■ Stated goal
Copy all the entries below exactly, but not the pictures.

■ Dataset
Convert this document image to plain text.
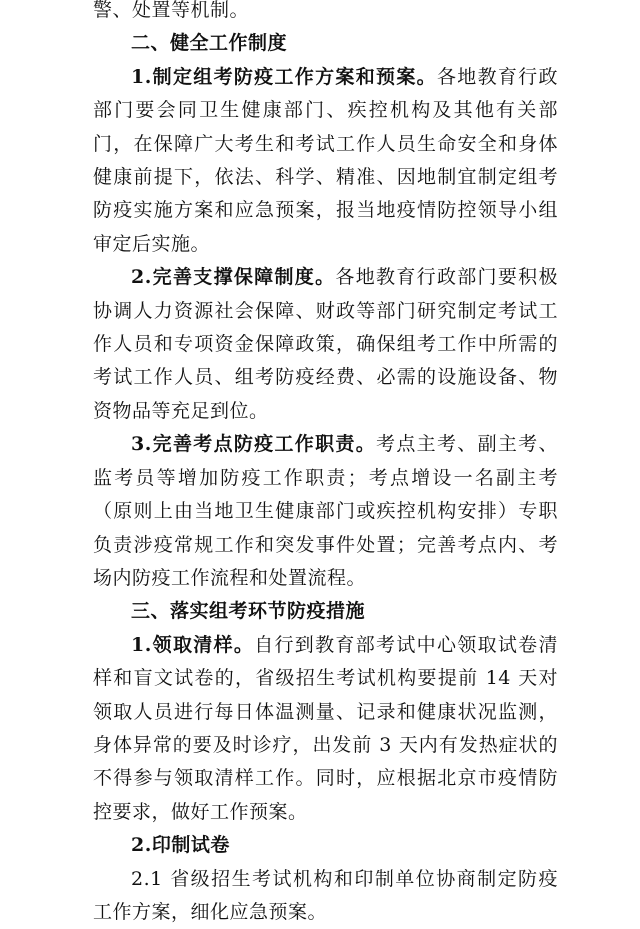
警、处置等机制。

二、健全工作制度

1.制定组考防疫工作方案和预案。各地教育行政部门要会同卫生健康部门、疾控机构及其他有关部门，在保障广大考生和考试工作人员生命安全和身体健康前提下，依法、科学、精准、因地制宜制定组考防疫实施方案和应急预案，报当地疫情防控领导小组审定后实施。

2.完善支撑保障制度。各地教育行政部门要积极协调人力资源社会保障、财政等部门研究制定考试工作人员和专项资金保障政策，确保组考工作中所需的考试工作人员、组考防疫经费、必需的设施设备、物资物品等充足到位。

3.完善考点防疫工作职责。考点主考、副主考、监考员等增加防疫工作职责；考点增设一名副主考（原则上由当地卫生健康部门或疾控机构安排）专职负责涉疫常规工作和突发事件处置；完善考点内、考场内防疫工作流程和处置流程。

三、落实组考环节防疫措施

1.领取清样。自行到教育部考试中心领取试卷清样和盲文试卷的，省级招生考试机构要提前 14 天对领取人员进行每日体温测量、记录和健康状况监测，身体异常的要及时诊疗，出发前 3 天内有发热症状的不得参与领取清样工作。同时，应根据北京市疫情防控要求，做好工作预案。

2.印制试卷

2.1 省级招生考试机构和印制单位协商制定防疫工作方案，细化应急预案。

■ Exercise response
Convert this document image to plain text.
警、处置等机制。

二、健全工作制度

1.制定组考防疫工作方案和预案。各地教育行政部门要会同卫生健康部门、疾控机构及其他有关部门，在保障广大考生和考试工作人员生命安全和身体健康前提下，依法、科学、精准、因地制宜制定组考防疫实施方案和应急预案，报当地疫情防控领导小组审定后实施。

2.完善支撑保障制度。各地教育行政部门要积极协调人力资源社会保障、财政等部门研究制定考试工作人员和专项资金保障政策，确保组考工作中所需的考试工作人员、组考防疫经费、必需的设施设备、物资物品等充足到位。

3.完善考点防疫工作职责。考点主考、副主考、监考员等增加防疫工作职责；考点增设一名副主考（原则上由当地卫生健康部门或疾控机构安排）专职负责涉疫常规工作和突发事件处置；完善考点内、考场内防疫工作流程和处置流程。

三、落实组考环节防疫措施

1.领取清样。自行到教育部考试中心领取试卷清样和盲文试卷的，省级招生考试机构要提前 14 天对领取人员进行每日体温测量、记录和健康状况监测，身体异常的要及时诊疗，出发前 3 天内有发热症状的不得参与领取清样工作。同时，应根据北京市疫情防控要求，做好工作预案。

2.印制试卷

2.1 省级招生考试机构和印制单位协商制定防疫工作方案，细化应急预案。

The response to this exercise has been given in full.